__TASK INPUT__:
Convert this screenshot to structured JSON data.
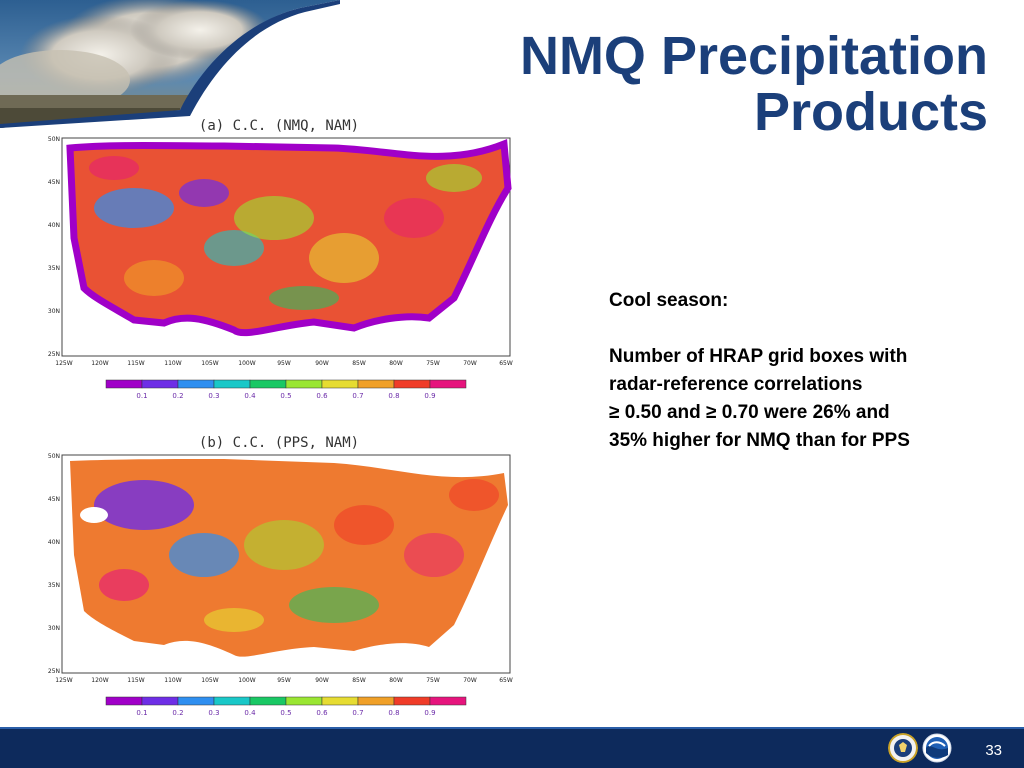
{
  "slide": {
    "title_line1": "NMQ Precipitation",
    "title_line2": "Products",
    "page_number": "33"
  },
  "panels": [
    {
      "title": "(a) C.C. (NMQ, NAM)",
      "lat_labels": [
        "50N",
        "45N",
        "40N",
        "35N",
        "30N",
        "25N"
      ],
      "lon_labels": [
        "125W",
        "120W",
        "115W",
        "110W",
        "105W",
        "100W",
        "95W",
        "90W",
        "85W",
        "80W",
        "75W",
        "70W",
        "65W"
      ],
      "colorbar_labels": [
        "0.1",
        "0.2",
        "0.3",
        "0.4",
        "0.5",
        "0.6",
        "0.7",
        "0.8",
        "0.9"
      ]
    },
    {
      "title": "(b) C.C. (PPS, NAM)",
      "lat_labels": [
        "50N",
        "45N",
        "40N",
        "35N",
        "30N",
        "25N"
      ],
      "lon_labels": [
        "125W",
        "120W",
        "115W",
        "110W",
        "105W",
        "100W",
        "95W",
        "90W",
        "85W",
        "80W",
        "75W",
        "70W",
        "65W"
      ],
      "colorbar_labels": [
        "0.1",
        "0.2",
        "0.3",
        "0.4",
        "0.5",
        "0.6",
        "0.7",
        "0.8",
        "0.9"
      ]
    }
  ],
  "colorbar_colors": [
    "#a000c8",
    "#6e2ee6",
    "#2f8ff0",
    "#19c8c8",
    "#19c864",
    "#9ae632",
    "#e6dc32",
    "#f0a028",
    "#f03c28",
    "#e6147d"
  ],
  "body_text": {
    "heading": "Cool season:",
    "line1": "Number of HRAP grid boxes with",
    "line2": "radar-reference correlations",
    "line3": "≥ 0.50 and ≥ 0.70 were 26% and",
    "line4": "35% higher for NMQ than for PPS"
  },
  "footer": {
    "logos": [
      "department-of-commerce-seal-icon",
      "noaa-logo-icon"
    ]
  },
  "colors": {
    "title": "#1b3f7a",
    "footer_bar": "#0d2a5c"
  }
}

__WHAT TO PRODUCE__: From the listing above, collect each line in which the string "icon" appears.

__EXERCISE SOLUTION__:
      "department-of-commerce-seal-icon",
      "noaa-logo-icon"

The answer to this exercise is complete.